• [AIM OF THE TASK]: From the records below, copy every line that contains the word "name".

• [Stored entries]:

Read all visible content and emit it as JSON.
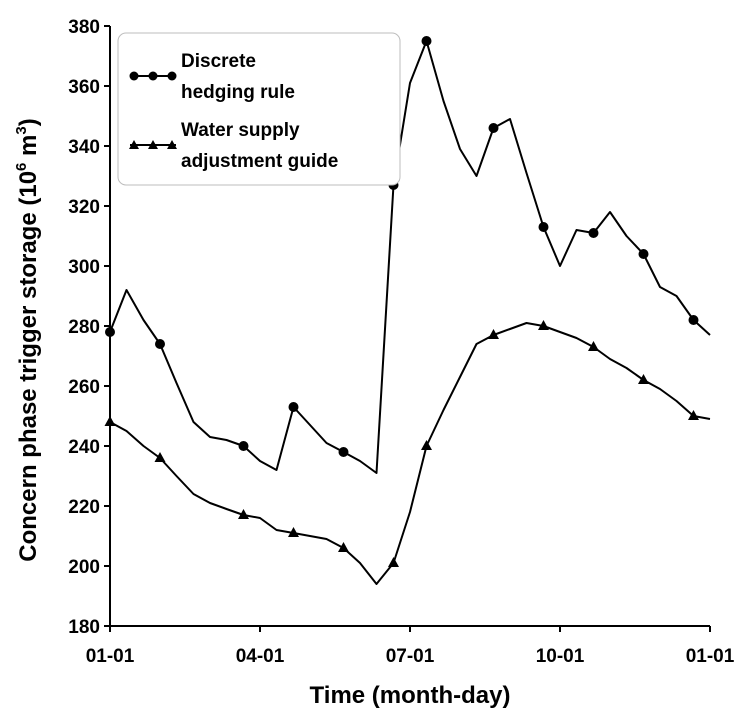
{
  "chart_data": {
    "type": "line",
    "xlabel": "Time (month-day)",
    "ylabel_main": "Concern phase trigger storage (10",
    "ylabel_sup": "6",
    "ylabel_unit": " m",
    "ylabel_sup2": "3",
    "ylabel_close": ")",
    "xlim": [
      0,
      12
    ],
    "ylim": [
      180,
      380
    ],
    "x_ticks": [
      {
        "value": 0,
        "label": "01-01"
      },
      {
        "value": 3,
        "label": "04-01"
      },
      {
        "value": 6,
        "label": "07-01"
      },
      {
        "value": 9,
        "label": "10-01"
      },
      {
        "value": 12,
        "label": "01-01"
      }
    ],
    "y_ticks": [
      180,
      200,
      220,
      240,
      260,
      280,
      300,
      320,
      340,
      360,
      380
    ],
    "grid": false,
    "legend": {
      "position": "top-left",
      "entries": [
        {
          "line1": "Discrete",
          "line2": "hedging rule",
          "marker": "circle"
        },
        {
          "line1": "Water supply",
          "line2": "adjustment guide",
          "marker": "triangle"
        }
      ]
    },
    "series": [
      {
        "name": "Discrete hedging rule",
        "marker": "circle",
        "x": [
          0,
          0.33,
          0.67,
          1,
          1.33,
          1.67,
          2,
          2.33,
          2.67,
          3,
          3.33,
          3.67,
          4,
          4.33,
          4.67,
          5,
          5.33,
          5.67,
          6,
          6.33,
          6.67,
          7,
          7.33,
          7.67,
          8,
          8.33,
          8.67,
          9,
          9.33,
          9.67,
          10,
          10.33,
          10.67,
          11,
          11.33,
          11.67,
          12
        ],
        "y": [
          278,
          292,
          282,
          274,
          261,
          248,
          243,
          242,
          240,
          235,
          232,
          253,
          247,
          241,
          238,
          235,
          231,
          327,
          361,
          375,
          355,
          339,
          330,
          346,
          349,
          331,
          313,
          300,
          312,
          311,
          318,
          310,
          304,
          293,
          290,
          282,
          277
        ],
        "markers_at": [
          0,
          3,
          8,
          11,
          14,
          17,
          19,
          23,
          26,
          29,
          32,
          35
        ]
      },
      {
        "name": "Water supply adjustment guide",
        "marker": "triangle",
        "x": [
          0,
          0.33,
          0.67,
          1,
          1.33,
          1.67,
          2,
          2.33,
          2.67,
          3,
          3.33,
          3.67,
          4,
          4.33,
          4.67,
          5,
          5.33,
          5.67,
          6,
          6.33,
          6.67,
          7,
          7.33,
          7.67,
          8,
          8.33,
          8.67,
          9,
          9.33,
          9.67,
          10,
          10.33,
          10.67,
          11,
          11.33,
          11.67,
          12
        ],
        "y": [
          248,
          245,
          240,
          236,
          230,
          224,
          221,
          219,
          217,
          216,
          212,
          211,
          210,
          209,
          206,
          201,
          194,
          201,
          218,
          240,
          252,
          263,
          274,
          277,
          279,
          281,
          280,
          278,
          276,
          273,
          269,
          266,
          262,
          259,
          255,
          250,
          249
        ],
        "markers_at": [
          0,
          3,
          8,
          11,
          14,
          17,
          19,
          23,
          26,
          29,
          32,
          35
        ]
      }
    ]
  }
}
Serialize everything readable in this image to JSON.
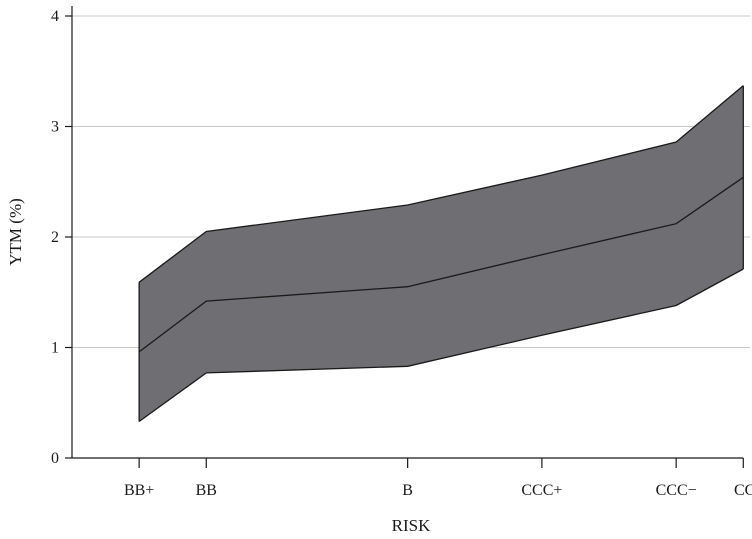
{
  "chart_data": {
    "type": "area",
    "xlabel": "RISK",
    "ylabel": "YTM (%)",
    "categories": [
      "BB+",
      "BB",
      "B",
      "CCC+",
      "CCC−",
      "CC"
    ],
    "x": [
      1,
      2,
      5,
      7,
      9,
      10
    ],
    "ylim": [
      0,
      4
    ],
    "yticks": [
      0,
      1,
      2,
      3,
      4
    ],
    "grid": true,
    "band_color": "#6f6f73",
    "line_color": "#1a1a1a",
    "series": [
      {
        "role": "upper",
        "values": [
          1.59,
          2.05,
          2.29,
          2.56,
          2.86,
          3.37
        ]
      },
      {
        "role": "middle",
        "values": [
          0.96,
          1.42,
          1.55,
          1.84,
          2.12,
          2.54
        ]
      },
      {
        "role": "lower",
        "values": [
          0.33,
          0.77,
          0.83,
          1.11,
          1.38,
          1.71
        ]
      }
    ]
  }
}
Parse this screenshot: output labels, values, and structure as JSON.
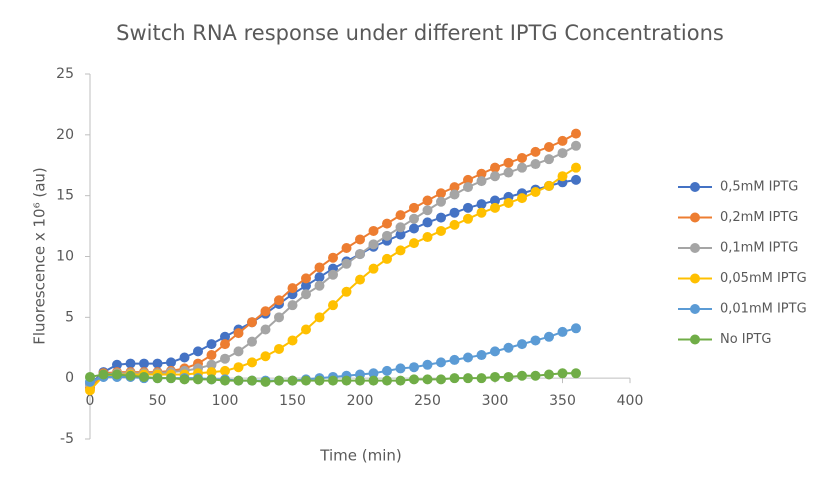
{
  "chart_data": {
    "type": "line",
    "title": "Switch RNA response under different IPTG Concentrations",
    "x_label": "Time (min)",
    "y_label": "Fluorescence x 10⁶ (au)",
    "x": [
      0,
      10,
      20,
      30,
      40,
      50,
      60,
      70,
      80,
      90,
      100,
      110,
      120,
      130,
      140,
      150,
      160,
      170,
      180,
      190,
      200,
      210,
      220,
      230,
      240,
      250,
      260,
      270,
      280,
      290,
      300,
      310,
      320,
      330,
      340,
      350,
      360
    ],
    "xlim": [
      0,
      400
    ],
    "xticks": [
      0,
      50,
      100,
      150,
      200,
      250,
      300,
      350,
      400
    ],
    "ylim": [
      -5,
      25
    ],
    "yticks": [
      -5,
      0,
      5,
      10,
      15,
      20,
      25
    ],
    "grid": false,
    "legend": "right",
    "series": [
      {
        "name": "0,5mM IPTG",
        "color": "#4472c4",
        "values": [
          -0.5,
          0.5,
          1.1,
          1.2,
          1.2,
          1.2,
          1.3,
          1.7,
          2.2,
          2.8,
          3.4,
          4.0,
          4.6,
          5.3,
          6.1,
          6.9,
          7.6,
          8.3,
          9.0,
          9.6,
          10.2,
          10.8,
          11.3,
          11.8,
          12.3,
          12.8,
          13.2,
          13.6,
          14.0,
          14.3,
          14.6,
          14.9,
          15.2,
          15.5,
          15.8,
          16.1,
          16.3
        ]
      },
      {
        "name": "0,2mM IPTG",
        "color": "#ed7d31",
        "values": [
          -0.8,
          0.4,
          0.5,
          0.5,
          0.5,
          0.5,
          0.6,
          0.8,
          1.2,
          1.9,
          2.8,
          3.7,
          4.6,
          5.5,
          6.4,
          7.4,
          8.2,
          9.1,
          9.9,
          10.7,
          11.4,
          12.1,
          12.7,
          13.4,
          14.0,
          14.6,
          15.2,
          15.7,
          16.3,
          16.8,
          17.3,
          17.7,
          18.1,
          18.6,
          19.0,
          19.5,
          20.1
        ]
      },
      {
        "name": "0,1mM IPTG",
        "color": "#a5a5a5",
        "values": [
          -0.5,
          0.3,
          0.4,
          0.4,
          0.4,
          0.4,
          0.5,
          0.6,
          0.8,
          1.1,
          1.6,
          2.2,
          3.0,
          4.0,
          5.0,
          6.0,
          6.9,
          7.6,
          8.5,
          9.4,
          10.2,
          11.0,
          11.7,
          12.4,
          13.1,
          13.8,
          14.5,
          15.1,
          15.7,
          16.2,
          16.6,
          16.9,
          17.3,
          17.6,
          18.0,
          18.5,
          19.1
        ]
      },
      {
        "name": "0,05mM IPTG",
        "color": "#ffc000",
        "values": [
          -1.0,
          0.2,
          0.3,
          0.3,
          0.3,
          0.3,
          0.3,
          0.3,
          0.4,
          0.5,
          0.6,
          0.9,
          1.3,
          1.8,
          2.4,
          3.1,
          4.0,
          5.0,
          6.0,
          7.1,
          8.1,
          9.0,
          9.8,
          10.5,
          11.1,
          11.6,
          12.1,
          12.6,
          13.1,
          13.6,
          14.0,
          14.4,
          14.8,
          15.3,
          15.8,
          16.6,
          17.3
        ]
      },
      {
        "name": "0,01mM IPTG",
        "color": "#5b9bd5",
        "values": [
          -0.3,
          0.1,
          0.1,
          0.1,
          0,
          0,
          0,
          0,
          0,
          -0.1,
          -0.1,
          -0.2,
          -0.2,
          -0.2,
          -0.2,
          -0.2,
          -0.1,
          0,
          0.1,
          0.2,
          0.3,
          0.4,
          0.6,
          0.8,
          0.9,
          1.1,
          1.3,
          1.5,
          1.7,
          1.9,
          2.2,
          2.5,
          2.8,
          3.1,
          3.4,
          3.8,
          4.1
        ]
      },
      {
        "name": "No IPTG",
        "color": "#70ad47",
        "values": [
          0.1,
          0.3,
          0.3,
          0.2,
          0.1,
          0,
          0,
          -0.1,
          -0.1,
          -0.1,
          -0.2,
          -0.2,
          -0.2,
          -0.3,
          -0.2,
          -0.2,
          -0.2,
          -0.2,
          -0.2,
          -0.2,
          -0.2,
          -0.2,
          -0.2,
          -0.2,
          -0.1,
          -0.1,
          -0.1,
          0,
          0,
          0,
          0.1,
          0.1,
          0.2,
          0.2,
          0.3,
          0.4,
          0.4
        ]
      }
    ]
  }
}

• [WRITTEN RESPONSE]:
        "name": "Discrete hedging rule",
        "name": "Water supply adjustment guide",
        "name": "0,5mM IPTG",
        "name": "0,2mM IPTG",
        "name": "0,1mM IPTG",
        "name": "0,05mM IPTG",
        "name": "0,01mM IPTG",
        "name": "No IPTG",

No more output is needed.